**THE PROBLEM:**
Please rewrite the rows below, swapping every "Polygon shape" for "Polygon" and leaving everything else unchanged.

**RECORDS PROVIDED:**
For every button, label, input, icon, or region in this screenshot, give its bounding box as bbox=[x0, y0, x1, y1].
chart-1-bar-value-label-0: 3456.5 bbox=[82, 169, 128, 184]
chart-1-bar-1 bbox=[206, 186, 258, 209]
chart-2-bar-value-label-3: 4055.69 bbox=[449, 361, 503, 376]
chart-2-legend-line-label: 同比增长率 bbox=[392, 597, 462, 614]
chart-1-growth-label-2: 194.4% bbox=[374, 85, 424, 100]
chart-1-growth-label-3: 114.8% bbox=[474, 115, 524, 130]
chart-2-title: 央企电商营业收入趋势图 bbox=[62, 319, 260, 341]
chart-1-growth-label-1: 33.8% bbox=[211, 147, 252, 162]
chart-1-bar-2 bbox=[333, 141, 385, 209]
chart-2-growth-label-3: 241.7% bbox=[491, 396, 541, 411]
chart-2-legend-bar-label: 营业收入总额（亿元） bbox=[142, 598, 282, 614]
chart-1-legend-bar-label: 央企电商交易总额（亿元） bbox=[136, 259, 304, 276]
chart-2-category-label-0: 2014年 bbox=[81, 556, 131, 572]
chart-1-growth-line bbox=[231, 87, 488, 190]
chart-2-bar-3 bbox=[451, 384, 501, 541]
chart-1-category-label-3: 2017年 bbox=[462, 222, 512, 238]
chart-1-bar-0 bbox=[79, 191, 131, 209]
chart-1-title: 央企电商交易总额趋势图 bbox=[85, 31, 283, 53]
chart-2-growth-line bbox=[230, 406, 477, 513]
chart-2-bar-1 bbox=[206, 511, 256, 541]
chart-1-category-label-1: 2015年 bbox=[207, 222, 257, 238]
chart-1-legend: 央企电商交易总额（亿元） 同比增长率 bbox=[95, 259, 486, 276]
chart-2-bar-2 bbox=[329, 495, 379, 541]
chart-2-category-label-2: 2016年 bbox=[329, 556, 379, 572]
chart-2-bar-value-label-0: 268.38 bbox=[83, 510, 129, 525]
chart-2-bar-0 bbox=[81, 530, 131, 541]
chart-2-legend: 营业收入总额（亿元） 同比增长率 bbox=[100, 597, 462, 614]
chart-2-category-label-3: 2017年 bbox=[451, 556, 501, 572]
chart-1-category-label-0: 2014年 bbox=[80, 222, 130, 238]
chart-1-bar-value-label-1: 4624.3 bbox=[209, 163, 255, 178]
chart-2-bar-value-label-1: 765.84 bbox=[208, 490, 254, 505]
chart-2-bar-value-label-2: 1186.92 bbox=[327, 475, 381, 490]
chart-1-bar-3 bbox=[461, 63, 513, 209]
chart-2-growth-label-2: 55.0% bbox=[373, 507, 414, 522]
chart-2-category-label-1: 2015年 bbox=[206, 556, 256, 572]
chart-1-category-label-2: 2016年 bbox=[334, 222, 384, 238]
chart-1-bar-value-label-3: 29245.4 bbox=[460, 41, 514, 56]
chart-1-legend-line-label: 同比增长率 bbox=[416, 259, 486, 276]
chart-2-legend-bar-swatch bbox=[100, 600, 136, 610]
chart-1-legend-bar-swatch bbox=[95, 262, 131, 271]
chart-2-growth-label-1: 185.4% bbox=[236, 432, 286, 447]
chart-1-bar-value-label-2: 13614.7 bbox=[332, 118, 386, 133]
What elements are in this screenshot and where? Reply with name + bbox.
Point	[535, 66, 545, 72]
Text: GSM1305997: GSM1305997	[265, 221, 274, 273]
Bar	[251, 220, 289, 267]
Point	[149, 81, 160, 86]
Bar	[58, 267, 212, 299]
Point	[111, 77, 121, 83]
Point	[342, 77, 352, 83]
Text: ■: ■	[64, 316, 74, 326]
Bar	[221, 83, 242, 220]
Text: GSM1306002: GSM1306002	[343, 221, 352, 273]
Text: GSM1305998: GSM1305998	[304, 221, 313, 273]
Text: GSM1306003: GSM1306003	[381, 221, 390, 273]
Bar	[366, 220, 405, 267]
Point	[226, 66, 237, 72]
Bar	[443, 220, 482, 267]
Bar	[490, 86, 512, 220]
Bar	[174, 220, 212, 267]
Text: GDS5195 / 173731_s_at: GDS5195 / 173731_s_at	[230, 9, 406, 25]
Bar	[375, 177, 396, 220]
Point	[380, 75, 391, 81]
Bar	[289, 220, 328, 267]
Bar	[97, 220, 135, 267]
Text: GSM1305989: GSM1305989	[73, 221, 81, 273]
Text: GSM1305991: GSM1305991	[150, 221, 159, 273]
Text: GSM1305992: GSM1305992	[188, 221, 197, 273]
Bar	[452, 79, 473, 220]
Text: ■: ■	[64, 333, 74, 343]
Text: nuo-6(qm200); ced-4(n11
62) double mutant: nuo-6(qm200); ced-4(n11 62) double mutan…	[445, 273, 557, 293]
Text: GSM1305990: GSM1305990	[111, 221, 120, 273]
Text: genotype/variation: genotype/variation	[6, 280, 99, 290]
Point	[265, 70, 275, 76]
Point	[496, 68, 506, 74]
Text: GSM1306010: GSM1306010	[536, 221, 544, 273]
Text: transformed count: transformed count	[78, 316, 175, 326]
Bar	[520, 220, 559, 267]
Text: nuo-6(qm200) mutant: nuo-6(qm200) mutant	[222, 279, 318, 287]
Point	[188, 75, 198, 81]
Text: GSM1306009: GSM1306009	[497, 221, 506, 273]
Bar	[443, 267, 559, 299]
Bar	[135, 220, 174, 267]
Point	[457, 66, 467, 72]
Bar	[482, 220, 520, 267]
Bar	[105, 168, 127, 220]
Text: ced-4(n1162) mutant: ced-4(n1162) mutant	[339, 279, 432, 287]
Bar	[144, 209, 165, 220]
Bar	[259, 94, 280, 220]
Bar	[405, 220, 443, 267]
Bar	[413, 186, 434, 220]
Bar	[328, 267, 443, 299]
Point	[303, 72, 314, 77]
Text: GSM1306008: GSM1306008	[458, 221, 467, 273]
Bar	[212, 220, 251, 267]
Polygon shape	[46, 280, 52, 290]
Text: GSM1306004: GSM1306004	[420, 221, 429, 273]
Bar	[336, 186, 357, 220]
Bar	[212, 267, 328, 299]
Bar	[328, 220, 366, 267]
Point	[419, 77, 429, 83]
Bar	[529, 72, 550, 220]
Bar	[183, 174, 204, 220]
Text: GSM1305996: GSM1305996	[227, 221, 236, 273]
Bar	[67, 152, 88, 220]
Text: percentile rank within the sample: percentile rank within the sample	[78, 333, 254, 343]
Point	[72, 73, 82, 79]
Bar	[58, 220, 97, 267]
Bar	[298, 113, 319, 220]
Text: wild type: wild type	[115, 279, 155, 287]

**REPLY:**
For every button, label, input, icon, or region in this screenshot, give its bounding box as bbox=[x0, y0, x1, y1].
chart-1-bar-value-label-0: 3456.5 bbox=[82, 169, 128, 184]
chart-1-bar-1 bbox=[206, 186, 258, 209]
chart-2-bar-value-label-3: 4055.69 bbox=[449, 361, 503, 376]
chart-2-legend-line-label: 同比增长率 bbox=[392, 597, 462, 614]
chart-1-growth-label-2: 194.4% bbox=[374, 85, 424, 100]
chart-1-growth-label-3: 114.8% bbox=[474, 115, 524, 130]
chart-2-title: 央企电商营业收入趋势图 bbox=[62, 319, 260, 341]
chart-1-growth-label-1: 33.8% bbox=[211, 147, 252, 162]
chart-1-bar-2 bbox=[333, 141, 385, 209]
chart-2-growth-label-3: 241.7% bbox=[491, 396, 541, 411]
chart-2-legend-bar-label: 营业收入总额（亿元） bbox=[142, 598, 282, 614]
chart-1-legend-bar-label: 央企电商交易总额（亿元） bbox=[136, 259, 304, 276]
chart-2-category-label-0: 2014年 bbox=[81, 556, 131, 572]
chart-1-growth-line bbox=[231, 87, 488, 190]
chart-2-bar-3 bbox=[451, 384, 501, 541]
chart-1-category-label-3: 2017年 bbox=[462, 222, 512, 238]
chart-1-bar-0 bbox=[79, 191, 131, 209]
chart-1-title: 央企电商交易总额趋势图 bbox=[85, 31, 283, 53]
chart-2-growth-line bbox=[230, 406, 477, 513]
chart-2-bar-1 bbox=[206, 511, 256, 541]
chart-1-category-label-1: 2015年 bbox=[207, 222, 257, 238]
chart-1-legend: 央企电商交易总额（亿元） 同比增长率 bbox=[95, 259, 486, 276]
chart-2-bar-2 bbox=[329, 495, 379, 541]
chart-2-category-label-2: 2016年 bbox=[329, 556, 379, 572]
chart-2-bar-value-label-0: 268.38 bbox=[83, 510, 129, 525]
chart-2-bar-0 bbox=[81, 530, 131, 541]
chart-2-legend: 营业收入总额（亿元） 同比增长率 bbox=[100, 597, 462, 614]
chart-2-category-label-3: 2017年 bbox=[451, 556, 501, 572]
chart-1-category-label-0: 2014年 bbox=[80, 222, 130, 238]
chart-1-bar-value-label-1: 4624.3 bbox=[209, 163, 255, 178]
chart-2-bar-value-label-1: 765.84 bbox=[208, 490, 254, 505]
chart-2-bar-value-label-2: 1186.92 bbox=[327, 475, 381, 490]
chart-1-bar-3 bbox=[461, 63, 513, 209]
chart-2-growth-label-2: 55.0% bbox=[373, 507, 414, 522]
chart-2-category-label-1: 2015年 bbox=[206, 556, 256, 572]
chart-1-category-label-2: 2016年 bbox=[334, 222, 384, 238]
chart-1-bar-value-label-3: 29245.4 bbox=[460, 41, 514, 56]
chart-1-legend-line-label: 同比增长率 bbox=[416, 259, 486, 276]
chart-2-legend-bar-swatch bbox=[100, 600, 136, 610]
chart-1-legend-bar-swatch bbox=[95, 262, 131, 271]
chart-2-growth-label-1: 185.4% bbox=[236, 432, 286, 447]
chart-1-bar-value-label-2: 13614.7 bbox=[332, 118, 386, 133]
What elements are in this screenshot and where? Reply with name + bbox.
Point	[535, 66, 545, 72]
Text: GSM1305997: GSM1305997	[265, 221, 274, 273]
Bar	[251, 220, 289, 267]
Point	[149, 81, 160, 86]
Bar	[58, 267, 212, 299]
Point	[111, 77, 121, 83]
Point	[342, 77, 352, 83]
Text: ■: ■	[64, 316, 74, 326]
Bar	[221, 83, 242, 220]
Text: GSM1306002: GSM1306002	[343, 221, 352, 273]
Text: GSM1305998: GSM1305998	[304, 221, 313, 273]
Text: GSM1306003: GSM1306003	[381, 221, 390, 273]
Bar	[366, 220, 405, 267]
Point	[226, 66, 237, 72]
Bar	[443, 220, 482, 267]
Bar	[490, 86, 512, 220]
Bar	[174, 220, 212, 267]
Text: GDS5195 / 173731_s_at: GDS5195 / 173731_s_at	[230, 9, 406, 25]
Bar	[375, 177, 396, 220]
Point	[380, 75, 391, 81]
Bar	[289, 220, 328, 267]
Bar	[97, 220, 135, 267]
Text: GSM1305989: GSM1305989	[73, 221, 81, 273]
Text: GSM1305991: GSM1305991	[150, 221, 159, 273]
Text: GSM1305992: GSM1305992	[188, 221, 197, 273]
Bar	[452, 79, 473, 220]
Text: ■: ■	[64, 333, 74, 343]
Text: nuo-6(qm200); ced-4(n11
62) double mutant: nuo-6(qm200); ced-4(n11 62) double mutan…	[445, 273, 557, 293]
Text: GSM1305990: GSM1305990	[111, 221, 120, 273]
Text: genotype/variation: genotype/variation	[6, 280, 99, 290]
Point	[265, 70, 275, 76]
Point	[496, 68, 506, 74]
Text: GSM1306010: GSM1306010	[536, 221, 544, 273]
Text: transformed count: transformed count	[78, 316, 175, 326]
Bar	[520, 220, 559, 267]
Text: nuo-6(qm200) mutant: nuo-6(qm200) mutant	[222, 279, 318, 287]
Point	[188, 75, 198, 81]
Text: GSM1306009: GSM1306009	[497, 221, 506, 273]
Bar	[443, 267, 559, 299]
Bar	[135, 220, 174, 267]
Point	[457, 66, 467, 72]
Bar	[482, 220, 520, 267]
Bar	[105, 168, 127, 220]
Text: ced-4(n1162) mutant: ced-4(n1162) mutant	[339, 279, 432, 287]
Bar	[144, 209, 165, 220]
Bar	[259, 94, 280, 220]
Bar	[405, 220, 443, 267]
Bar	[413, 186, 434, 220]
Bar	[328, 267, 443, 299]
Point	[303, 72, 314, 77]
Text: GSM1306008: GSM1306008	[458, 221, 467, 273]
Bar	[212, 220, 251, 267]
Polygon	[46, 280, 52, 290]
Text: GSM1306004: GSM1306004	[420, 221, 429, 273]
Bar	[336, 186, 357, 220]
Bar	[212, 267, 328, 299]
Bar	[328, 220, 366, 267]
Point	[419, 77, 429, 83]
Bar	[529, 72, 550, 220]
Bar	[183, 174, 204, 220]
Text: GSM1305996: GSM1305996	[227, 221, 236, 273]
Bar	[67, 152, 88, 220]
Text: percentile rank within the sample: percentile rank within the sample	[78, 333, 254, 343]
Point	[72, 73, 82, 79]
Bar	[58, 220, 97, 267]
Bar	[298, 113, 319, 220]
Text: wild type: wild type	[115, 279, 155, 287]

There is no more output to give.